* **What you have to do**
Reproduce the whole listing, character for character.

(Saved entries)
◆ ◆ ◆ ◆ ◆

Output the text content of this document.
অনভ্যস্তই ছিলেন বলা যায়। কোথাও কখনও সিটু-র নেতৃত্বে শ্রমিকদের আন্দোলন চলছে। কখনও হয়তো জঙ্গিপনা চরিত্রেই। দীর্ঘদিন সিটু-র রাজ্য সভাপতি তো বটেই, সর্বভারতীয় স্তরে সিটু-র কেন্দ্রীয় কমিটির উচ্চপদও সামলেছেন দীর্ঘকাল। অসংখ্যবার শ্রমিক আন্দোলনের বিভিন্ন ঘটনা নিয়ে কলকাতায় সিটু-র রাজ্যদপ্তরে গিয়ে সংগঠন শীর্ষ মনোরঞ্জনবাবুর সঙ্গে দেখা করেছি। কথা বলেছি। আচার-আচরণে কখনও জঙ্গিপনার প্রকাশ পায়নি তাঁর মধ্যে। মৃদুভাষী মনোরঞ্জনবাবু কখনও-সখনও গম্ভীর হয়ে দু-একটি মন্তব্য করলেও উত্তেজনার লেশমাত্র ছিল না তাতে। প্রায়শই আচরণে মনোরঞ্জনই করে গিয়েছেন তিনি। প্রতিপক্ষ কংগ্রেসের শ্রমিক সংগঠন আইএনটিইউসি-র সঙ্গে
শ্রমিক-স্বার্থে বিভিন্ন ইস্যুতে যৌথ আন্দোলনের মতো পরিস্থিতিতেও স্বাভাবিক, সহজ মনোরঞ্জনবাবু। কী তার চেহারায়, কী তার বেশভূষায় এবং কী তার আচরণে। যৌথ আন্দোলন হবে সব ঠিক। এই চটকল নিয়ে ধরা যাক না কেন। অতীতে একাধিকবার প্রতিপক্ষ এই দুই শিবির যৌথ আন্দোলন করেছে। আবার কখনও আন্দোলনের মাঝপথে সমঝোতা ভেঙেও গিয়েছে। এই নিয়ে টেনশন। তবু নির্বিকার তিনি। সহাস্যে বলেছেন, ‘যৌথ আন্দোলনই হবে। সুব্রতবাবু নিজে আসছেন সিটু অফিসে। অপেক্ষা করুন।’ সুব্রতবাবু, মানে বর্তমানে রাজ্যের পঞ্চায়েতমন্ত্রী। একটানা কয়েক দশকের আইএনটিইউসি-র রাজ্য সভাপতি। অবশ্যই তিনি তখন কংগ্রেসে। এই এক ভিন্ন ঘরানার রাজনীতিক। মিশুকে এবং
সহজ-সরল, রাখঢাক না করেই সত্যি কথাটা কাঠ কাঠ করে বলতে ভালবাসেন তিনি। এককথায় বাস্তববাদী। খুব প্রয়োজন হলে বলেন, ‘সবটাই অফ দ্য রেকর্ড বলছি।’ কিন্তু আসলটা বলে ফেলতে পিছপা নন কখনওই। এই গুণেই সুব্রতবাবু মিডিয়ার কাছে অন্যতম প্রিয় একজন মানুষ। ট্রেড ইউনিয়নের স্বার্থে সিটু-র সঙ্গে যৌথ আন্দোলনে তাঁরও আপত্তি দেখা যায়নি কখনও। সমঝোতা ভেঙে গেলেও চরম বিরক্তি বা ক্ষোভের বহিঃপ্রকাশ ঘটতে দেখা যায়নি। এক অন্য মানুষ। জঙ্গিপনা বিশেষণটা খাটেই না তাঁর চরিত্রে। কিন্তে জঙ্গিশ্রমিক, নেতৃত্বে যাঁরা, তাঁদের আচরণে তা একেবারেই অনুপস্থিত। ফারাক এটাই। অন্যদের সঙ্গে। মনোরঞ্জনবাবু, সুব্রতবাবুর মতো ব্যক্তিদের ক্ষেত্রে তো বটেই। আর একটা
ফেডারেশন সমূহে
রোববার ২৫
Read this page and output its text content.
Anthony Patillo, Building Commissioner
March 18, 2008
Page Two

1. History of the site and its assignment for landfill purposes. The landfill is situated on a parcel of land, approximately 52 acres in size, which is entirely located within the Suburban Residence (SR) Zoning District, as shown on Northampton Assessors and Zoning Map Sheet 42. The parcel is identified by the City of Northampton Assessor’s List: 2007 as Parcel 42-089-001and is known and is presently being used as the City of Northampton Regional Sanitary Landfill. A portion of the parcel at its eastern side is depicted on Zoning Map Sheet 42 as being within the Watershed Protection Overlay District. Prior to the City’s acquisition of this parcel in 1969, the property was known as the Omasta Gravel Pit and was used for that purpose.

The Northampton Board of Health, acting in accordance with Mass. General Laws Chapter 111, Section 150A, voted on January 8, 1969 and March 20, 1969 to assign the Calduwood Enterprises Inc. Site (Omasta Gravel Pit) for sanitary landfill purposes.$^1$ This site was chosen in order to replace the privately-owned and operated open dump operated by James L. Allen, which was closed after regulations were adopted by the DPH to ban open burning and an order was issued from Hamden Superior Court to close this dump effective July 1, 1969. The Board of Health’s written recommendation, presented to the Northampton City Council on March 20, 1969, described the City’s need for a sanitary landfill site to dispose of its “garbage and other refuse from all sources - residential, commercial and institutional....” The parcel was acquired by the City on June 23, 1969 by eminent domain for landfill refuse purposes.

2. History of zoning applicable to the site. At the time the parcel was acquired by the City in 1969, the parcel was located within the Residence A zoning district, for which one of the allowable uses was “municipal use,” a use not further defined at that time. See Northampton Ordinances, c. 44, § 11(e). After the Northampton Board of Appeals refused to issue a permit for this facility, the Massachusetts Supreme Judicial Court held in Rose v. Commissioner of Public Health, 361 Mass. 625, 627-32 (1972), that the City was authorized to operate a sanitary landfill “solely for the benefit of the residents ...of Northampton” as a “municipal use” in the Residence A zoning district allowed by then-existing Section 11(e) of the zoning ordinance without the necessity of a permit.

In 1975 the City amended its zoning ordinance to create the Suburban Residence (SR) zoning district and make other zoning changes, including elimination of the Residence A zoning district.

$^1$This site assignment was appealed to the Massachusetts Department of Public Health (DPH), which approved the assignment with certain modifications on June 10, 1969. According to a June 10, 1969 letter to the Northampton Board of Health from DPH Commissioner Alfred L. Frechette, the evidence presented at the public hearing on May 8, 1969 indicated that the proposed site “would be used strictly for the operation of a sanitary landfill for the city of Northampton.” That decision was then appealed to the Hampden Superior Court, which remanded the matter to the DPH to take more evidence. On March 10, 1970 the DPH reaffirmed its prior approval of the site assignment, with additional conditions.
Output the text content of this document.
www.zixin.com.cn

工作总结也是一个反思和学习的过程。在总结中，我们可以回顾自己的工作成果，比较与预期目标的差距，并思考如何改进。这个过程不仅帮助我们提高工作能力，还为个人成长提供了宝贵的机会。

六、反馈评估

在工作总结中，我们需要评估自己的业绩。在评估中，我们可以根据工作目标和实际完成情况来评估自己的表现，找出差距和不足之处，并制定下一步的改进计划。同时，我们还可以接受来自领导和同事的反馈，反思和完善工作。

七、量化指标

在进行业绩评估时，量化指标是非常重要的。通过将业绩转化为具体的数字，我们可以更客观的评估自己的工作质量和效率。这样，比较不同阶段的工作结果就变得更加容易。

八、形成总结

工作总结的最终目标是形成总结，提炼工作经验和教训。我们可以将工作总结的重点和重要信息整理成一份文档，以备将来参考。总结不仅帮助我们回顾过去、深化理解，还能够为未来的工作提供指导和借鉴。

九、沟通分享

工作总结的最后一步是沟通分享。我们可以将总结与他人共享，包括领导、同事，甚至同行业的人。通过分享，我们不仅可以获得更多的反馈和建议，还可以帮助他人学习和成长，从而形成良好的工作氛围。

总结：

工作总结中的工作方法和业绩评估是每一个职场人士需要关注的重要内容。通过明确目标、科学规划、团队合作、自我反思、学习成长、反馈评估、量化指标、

◆ ◆ ◆ ◆ ◆

* **Correct response**
Output the text content of this document.
অনভ্যস্তই ছিলেন বলা যায়। কোথাও কখনও সিটু-র নেতৃত্বে শ্রমিকদের আন্দোলন চলছে। কখনও হয়তো জঙ্গিপনা চরিত্রেই। দীর্ঘদিন সিটু-র রাজ্য সভাপতি তো বটেই, সর্বভারতীয় স্তরে সিটু-র কেন্দ্রীয় কমিটির উচ্চপদও সামলেছেন দীর্ঘকাল। অসংখ্যবার শ্রমিক আন্দোলনের বিভিন্ন ঘটনা নিয়ে কলকাতায় সিটু-র রাজ্যদপ্তরে গিয়ে সংগঠন শীর্ষ মনোরঞ্জনবাবুর সঙ্গে দেখা করেছি। কথা বলেছি। আচার-আচরণে কখনও জঙ্গিপনার প্রকাশ পায়নি তাঁর মধ্যে। মৃদুভাষী মনোরঞ্জনবাবু কখনও-সখনও গম্ভীর হয়ে দু-একটি মন্তব্য করলেও উত্তেজনার লেশমাত্র ছিল না তাতে। প্রায়শই আচরণে মনোরঞ্জনই করে গিয়েছেন তিনি। প্রতিপক্ষ কংগ্রেসের শ্রমিক সংগঠন আইএনটিইউসি-র সঙ্গে
শ্রমিক-স্বার্থে বিভিন্ন ইস্যুতে যৌথ আন্দোলনের মতো পরিস্থিতিতেও স্বাভাবিক, সহজ মনোরঞ্জনবাবু। কী তার চেহারায়, কী তার বেশভূষায় এবং কী তার আচরণে। যৌথ আন্দোলন হবে সব ঠিক। এই চটকল নিয়ে ধরা যাক না কেন। অতীতে একাধিকবার প্রতিপক্ষ এই দুই শিবির যৌথ আন্দোলন করেছে। আবার কখনও আন্দোলনের মাঝপথে সমঝোতা ভেঙেও গিয়েছে। এই নিয়ে টেনশন। তবু নির্বিকার তিনি। সহাস্যে বলেছেন, ‘যৌথ আন্দোলনই হবে। সুব্রতবাবু নিজে আসছেন সিটু অফিসে। অপেক্ষা করুন।’ সুব্রতবাবু, মানে বর্তমানে রাজ্যের পঞ্চায়েতমন্ত্রী। একটানা কয়েক দশকের আইএনটিইউসি-র রাজ্য সভাপতি। অবশ্যই তিনি তখন কংগ্রেসে। এই এক ভিন্ন ঘরানার রাজনীতিক। মিশুকে এবং
সহজ-সরল, রাখঢাক না করেই সত্যি কথাটা কাঠ কাঠ করে বলতে ভালবাসেন তিনি। এককথায় বাস্তববাদী। খুব প্রয়োজন হলে বলেন, ‘সবটাই অফ দ্য রেকর্ড বলছি।’ কিন্তু আসলটা বলে ফেলতে পিছপা নন কখনওই। এই গুণেই সুব্রতবাবু মিডিয়ার কাছে অন্যতম প্রিয় একজন মানুষ। ট্রেড ইউনিয়নের স্বার্থে সিটু-র সঙ্গে যৌথ আন্দোলনে তাঁরও আপত্তি দেখা যায়নি কখনও। সমঝোতা ভেঙে গেলেও চরম বিরক্তি বা ক্ষোভের বহিঃপ্রকাশ ঘটতে দেখা যায়নি। এক অন্য মানুষ। জঙ্গিপনা বিশেষণটা খাটেই না তাঁর চরিত্রে। কিন্তে জঙ্গিশ্রমিক, নেতৃত্বে যাঁরা, তাঁদের আচরণে তা একেবারেই অনুপস্থিত। ফারাক এটাই। অন্যদের সঙ্গে। মনোরঞ্জনবাবু, সুব্রতবাবুর মতো ব্যক্তিদের ক্ষেত্রে তো বটেই। আর একটা
ফেডারেশন সমূহে
রোববার ২৫
Read this page and output its text content.
Anthony Patillo, Building Commissioner
March 18, 2008
Page Two

1. History of the site and its assignment for landfill purposes. The landfill is situated on a parcel of land, approximately 52 acres in size, which is entirely located within the Suburban Residence (SR) Zoning District, as shown on Northampton Assessors and Zoning Map Sheet 42. The parcel is identified by the City of Northampton Assessor’s List: 2007 as Parcel 42-089-001and is known and is presently being used as the City of Northampton Regional Sanitary Landfill. A portion of the parcel at its eastern side is depicted on Zoning Map Sheet 42 as being within the Watershed Protection Overlay District. Prior to the City’s acquisition of this parcel in 1969, the property was known as the Omasta Gravel Pit and was used for that purpose.

The Northampton Board of Health, acting in accordance with Mass. General Laws Chapter 111, Section 150A, voted on January 8, 1969 and March 20, 1969 to assign the Calduwood Enterprises Inc. Site (Omasta Gravel Pit) for sanitary landfill purposes.$^1$ This site was chosen in order to replace the privately-owned and operated open dump operated by James L. Allen, which was closed after regulations were adopted by the DPH to ban open burning and an order was issued from Hamden Superior Court to close this dump effective July 1, 1969. The Board of Health’s written recommendation, presented to the Northampton City Council on March 20, 1969, described the City’s need for a sanitary landfill site to dispose of its “garbage and other refuse from all sources - residential, commercial and institutional....” The parcel was acquired by the City on June 23, 1969 by eminent domain for landfill refuse purposes.

2. History of zoning applicable to the site. At the time the parcel was acquired by the City in 1969, the parcel was located within the Residence A zoning district, for which one of the allowable uses was “municipal use,” a use not further defined at that time. See Northampton Ordinances, c. 44, § 11(e). After the Northampton Board of Appeals refused to issue a permit for this facility, the Massachusetts Supreme Judicial Court held in Rose v. Commissioner of Public Health, 361 Mass. 625, 627-32 (1972), that the City was authorized to operate a sanitary landfill “solely for the benefit of the residents ...of Northampton” as a “municipal use” in the Residence A zoning district allowed by then-existing Section 11(e) of the zoning ordinance without the necessity of a permit.

In 1975 the City amended its zoning ordinance to create the Suburban Residence (SR) zoning district and make other zoning changes, including elimination of the Residence A zoning district.

$^1$This site assignment was appealed to the Massachusetts Department of Public Health (DPH), which approved the assignment with certain modifications on June 10, 1969. According to a June 10, 1969 letter to the Northampton Board of Health from DPH Commissioner Alfred L. Frechette, the evidence presented at the public hearing on May 8, 1969 indicated that the proposed site “would be used strictly for the operation of a sanitary landfill for the city of Northampton.” That decision was then appealed to the Hampden Superior Court, which remanded the matter to the DPH to take more evidence. On March 10, 1970 the DPH reaffirmed its prior approval of the site assignment, with additional conditions.
Output the text content of this document.
www.zixin.com.cn

工作总结也是一个反思和学习的过程。在总结中，我们可以回顾自己的工作成果，比较与预期目标的差距，并思考如何改进。这个过程不仅帮助我们提高工作能力，还为个人成长提供了宝贵的机会。

六、反馈评估

在工作总结中，我们需要评估自己的业绩。在评估中，我们可以根据工作目标和实际完成情况来评估自己的表现，找出差距和不足之处，并制定下一步的改进计划。同时，我们还可以接受来自领导和同事的反馈，反思和完善工作。

七、量化指标

在进行业绩评估时，量化指标是非常重要的。通过将业绩转化为具体的数字，我们可以更客观的评估自己的工作质量和效率。这样，比较不同阶段的工作结果就变得更加容易。

八、形成总结

工作总结的最终目标是形成总结，提炼工作经验和教训。我们可以将工作总结的重点和重要信息整理成一份文档，以备将来参考。总结不仅帮助我们回顾过去、深化理解，还能够为未来的工作提供指导和借鉴。

九、沟通分享

工作总结的最后一步是沟通分享。我们可以将总结与他人共享，包括领导、同事，甚至同行业的人。通过分享，我们不仅可以获得更多的反馈和建议，还可以帮助他人学习和成长，从而形成良好的工作氛围。

总结：

工作总结中的工作方法和业绩评估是每一个职场人士需要关注的重要内容。通过明确目标、科学规划、团队合作、自我反思、学习成长、反馈评估、量化指标、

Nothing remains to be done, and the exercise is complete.